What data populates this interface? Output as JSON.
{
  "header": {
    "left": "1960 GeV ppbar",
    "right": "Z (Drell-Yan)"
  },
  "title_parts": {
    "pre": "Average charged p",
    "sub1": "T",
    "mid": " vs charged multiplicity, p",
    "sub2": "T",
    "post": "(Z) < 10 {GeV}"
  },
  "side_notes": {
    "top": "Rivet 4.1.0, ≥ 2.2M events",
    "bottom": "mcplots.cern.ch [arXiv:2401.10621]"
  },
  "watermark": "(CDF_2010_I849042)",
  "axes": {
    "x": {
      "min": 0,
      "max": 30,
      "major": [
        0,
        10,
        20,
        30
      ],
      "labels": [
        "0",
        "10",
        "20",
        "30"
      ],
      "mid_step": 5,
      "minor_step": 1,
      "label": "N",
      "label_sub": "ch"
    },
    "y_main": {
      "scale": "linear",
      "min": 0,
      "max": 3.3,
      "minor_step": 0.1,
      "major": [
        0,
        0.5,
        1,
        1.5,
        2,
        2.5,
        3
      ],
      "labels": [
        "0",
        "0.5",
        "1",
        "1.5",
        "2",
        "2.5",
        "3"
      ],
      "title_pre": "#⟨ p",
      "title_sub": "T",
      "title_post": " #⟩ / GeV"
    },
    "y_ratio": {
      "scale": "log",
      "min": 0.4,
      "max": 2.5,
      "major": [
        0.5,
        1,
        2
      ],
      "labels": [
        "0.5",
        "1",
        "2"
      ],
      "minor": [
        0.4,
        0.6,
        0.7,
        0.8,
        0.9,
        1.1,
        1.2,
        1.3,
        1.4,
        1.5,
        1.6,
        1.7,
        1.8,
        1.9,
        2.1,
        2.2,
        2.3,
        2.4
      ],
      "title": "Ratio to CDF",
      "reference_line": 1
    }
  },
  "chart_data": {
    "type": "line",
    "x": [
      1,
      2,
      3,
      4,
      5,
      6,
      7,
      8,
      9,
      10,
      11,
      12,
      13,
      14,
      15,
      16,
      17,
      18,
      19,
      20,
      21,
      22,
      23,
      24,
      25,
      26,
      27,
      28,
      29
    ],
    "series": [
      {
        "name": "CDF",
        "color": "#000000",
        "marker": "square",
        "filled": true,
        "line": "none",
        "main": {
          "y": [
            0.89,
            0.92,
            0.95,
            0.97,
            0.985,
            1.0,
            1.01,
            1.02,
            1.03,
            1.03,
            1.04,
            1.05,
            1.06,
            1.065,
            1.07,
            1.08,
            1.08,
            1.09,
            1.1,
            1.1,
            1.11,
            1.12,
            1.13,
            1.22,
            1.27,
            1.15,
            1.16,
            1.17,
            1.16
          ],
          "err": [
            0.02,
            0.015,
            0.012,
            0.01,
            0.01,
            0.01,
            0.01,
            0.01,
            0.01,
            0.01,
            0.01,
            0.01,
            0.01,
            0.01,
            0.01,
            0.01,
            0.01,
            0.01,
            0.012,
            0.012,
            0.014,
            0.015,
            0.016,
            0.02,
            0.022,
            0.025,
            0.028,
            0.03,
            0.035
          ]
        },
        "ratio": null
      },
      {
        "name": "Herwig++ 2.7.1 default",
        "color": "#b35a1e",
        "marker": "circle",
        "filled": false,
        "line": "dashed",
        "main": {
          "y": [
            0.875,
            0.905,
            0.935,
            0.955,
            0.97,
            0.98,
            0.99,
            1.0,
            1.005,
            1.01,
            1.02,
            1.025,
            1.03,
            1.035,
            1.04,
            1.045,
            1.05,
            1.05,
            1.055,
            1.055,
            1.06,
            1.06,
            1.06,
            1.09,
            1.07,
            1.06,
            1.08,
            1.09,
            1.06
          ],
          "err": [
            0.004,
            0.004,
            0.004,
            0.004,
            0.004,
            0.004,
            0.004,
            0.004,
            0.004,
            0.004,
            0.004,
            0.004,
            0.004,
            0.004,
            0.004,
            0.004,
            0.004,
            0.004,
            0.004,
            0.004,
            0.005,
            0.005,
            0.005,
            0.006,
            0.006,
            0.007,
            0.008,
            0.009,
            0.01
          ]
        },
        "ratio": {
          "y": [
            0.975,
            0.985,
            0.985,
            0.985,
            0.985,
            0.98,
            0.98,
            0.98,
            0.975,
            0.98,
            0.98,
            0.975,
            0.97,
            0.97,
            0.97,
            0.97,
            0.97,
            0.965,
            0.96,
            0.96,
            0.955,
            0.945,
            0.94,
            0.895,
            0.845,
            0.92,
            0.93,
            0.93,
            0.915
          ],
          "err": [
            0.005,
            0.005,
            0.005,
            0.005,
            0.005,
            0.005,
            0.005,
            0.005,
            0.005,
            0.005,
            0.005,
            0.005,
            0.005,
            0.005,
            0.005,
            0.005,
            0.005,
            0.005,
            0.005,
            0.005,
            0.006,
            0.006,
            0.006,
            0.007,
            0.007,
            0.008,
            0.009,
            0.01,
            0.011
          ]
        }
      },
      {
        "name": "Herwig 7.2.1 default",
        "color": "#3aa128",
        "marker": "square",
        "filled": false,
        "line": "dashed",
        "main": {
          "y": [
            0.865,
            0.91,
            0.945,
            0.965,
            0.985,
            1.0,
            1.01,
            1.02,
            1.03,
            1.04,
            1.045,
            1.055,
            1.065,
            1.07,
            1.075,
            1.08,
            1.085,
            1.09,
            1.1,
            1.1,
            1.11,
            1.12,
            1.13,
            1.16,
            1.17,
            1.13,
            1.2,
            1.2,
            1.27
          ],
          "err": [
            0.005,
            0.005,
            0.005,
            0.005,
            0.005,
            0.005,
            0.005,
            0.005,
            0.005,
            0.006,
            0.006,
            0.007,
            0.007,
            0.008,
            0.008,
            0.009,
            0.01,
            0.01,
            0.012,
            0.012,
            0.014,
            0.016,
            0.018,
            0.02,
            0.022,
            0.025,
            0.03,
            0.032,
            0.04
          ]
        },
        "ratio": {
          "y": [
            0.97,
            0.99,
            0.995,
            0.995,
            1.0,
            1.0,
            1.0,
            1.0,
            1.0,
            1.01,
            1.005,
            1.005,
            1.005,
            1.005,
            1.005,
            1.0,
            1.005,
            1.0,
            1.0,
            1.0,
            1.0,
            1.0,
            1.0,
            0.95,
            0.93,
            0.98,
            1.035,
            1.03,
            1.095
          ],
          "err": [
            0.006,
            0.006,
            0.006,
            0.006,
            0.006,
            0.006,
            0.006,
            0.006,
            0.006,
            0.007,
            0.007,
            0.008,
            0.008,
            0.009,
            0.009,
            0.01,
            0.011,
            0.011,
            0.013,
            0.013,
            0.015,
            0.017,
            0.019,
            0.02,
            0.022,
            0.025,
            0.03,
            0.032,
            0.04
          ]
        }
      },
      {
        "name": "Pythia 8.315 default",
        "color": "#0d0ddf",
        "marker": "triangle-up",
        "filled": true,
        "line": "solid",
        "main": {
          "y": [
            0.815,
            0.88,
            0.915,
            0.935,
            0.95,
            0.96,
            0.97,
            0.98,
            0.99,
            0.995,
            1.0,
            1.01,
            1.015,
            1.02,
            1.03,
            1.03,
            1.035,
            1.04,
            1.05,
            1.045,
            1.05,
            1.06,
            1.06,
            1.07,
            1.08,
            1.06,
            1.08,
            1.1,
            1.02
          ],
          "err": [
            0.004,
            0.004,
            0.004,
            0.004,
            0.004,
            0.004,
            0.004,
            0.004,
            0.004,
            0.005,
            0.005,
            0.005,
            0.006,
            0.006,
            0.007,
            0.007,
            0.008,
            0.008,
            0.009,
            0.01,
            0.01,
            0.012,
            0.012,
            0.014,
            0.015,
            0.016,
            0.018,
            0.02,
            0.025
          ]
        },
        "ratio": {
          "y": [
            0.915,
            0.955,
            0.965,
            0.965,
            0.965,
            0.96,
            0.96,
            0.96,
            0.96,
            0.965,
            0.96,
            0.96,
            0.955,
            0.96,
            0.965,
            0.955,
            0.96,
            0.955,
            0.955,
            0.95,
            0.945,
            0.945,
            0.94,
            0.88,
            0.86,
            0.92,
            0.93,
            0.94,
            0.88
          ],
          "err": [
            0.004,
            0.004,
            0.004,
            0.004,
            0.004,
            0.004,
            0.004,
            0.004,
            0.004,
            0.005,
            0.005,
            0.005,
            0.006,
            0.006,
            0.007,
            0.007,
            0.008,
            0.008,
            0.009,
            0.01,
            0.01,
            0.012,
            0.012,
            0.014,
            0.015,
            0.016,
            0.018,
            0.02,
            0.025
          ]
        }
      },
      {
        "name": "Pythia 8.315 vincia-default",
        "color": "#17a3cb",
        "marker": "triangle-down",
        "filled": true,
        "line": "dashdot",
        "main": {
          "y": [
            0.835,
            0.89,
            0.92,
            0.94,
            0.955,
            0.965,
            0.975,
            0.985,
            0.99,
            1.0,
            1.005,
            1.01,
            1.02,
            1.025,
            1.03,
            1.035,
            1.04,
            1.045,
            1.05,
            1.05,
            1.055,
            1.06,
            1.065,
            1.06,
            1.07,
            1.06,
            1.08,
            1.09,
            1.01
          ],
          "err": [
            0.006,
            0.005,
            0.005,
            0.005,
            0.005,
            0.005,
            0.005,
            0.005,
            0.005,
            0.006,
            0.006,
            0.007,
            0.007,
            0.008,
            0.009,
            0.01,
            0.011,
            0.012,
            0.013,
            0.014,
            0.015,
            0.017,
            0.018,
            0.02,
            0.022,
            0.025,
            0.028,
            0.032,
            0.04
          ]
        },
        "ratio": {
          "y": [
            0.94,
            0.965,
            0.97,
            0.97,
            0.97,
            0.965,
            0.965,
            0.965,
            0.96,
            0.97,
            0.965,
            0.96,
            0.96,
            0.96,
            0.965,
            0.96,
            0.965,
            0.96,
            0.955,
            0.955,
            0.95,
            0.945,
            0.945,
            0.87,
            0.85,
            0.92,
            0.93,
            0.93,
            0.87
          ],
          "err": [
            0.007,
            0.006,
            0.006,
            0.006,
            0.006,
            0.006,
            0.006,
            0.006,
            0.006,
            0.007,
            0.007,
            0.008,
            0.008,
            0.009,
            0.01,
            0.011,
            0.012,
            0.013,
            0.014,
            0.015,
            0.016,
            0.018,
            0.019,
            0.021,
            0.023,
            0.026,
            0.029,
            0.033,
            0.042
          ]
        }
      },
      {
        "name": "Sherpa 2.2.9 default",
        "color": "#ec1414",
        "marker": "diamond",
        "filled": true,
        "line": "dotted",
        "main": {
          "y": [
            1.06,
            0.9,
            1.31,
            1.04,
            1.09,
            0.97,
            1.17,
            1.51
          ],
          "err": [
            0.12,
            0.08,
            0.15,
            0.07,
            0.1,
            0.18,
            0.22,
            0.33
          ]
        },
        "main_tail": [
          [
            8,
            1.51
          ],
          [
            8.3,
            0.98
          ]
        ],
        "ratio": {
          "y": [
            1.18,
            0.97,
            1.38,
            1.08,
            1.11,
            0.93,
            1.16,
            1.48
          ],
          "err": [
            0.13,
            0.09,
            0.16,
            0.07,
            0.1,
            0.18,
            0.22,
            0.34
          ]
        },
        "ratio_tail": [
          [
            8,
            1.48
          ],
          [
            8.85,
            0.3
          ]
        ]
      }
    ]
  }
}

--------------------

(TASK GOAL):
For each line of the entries that includes "triangle", show that line.

(THE SOLUTION):
        "marker": "triangle-up",
        "marker": "triangle-down",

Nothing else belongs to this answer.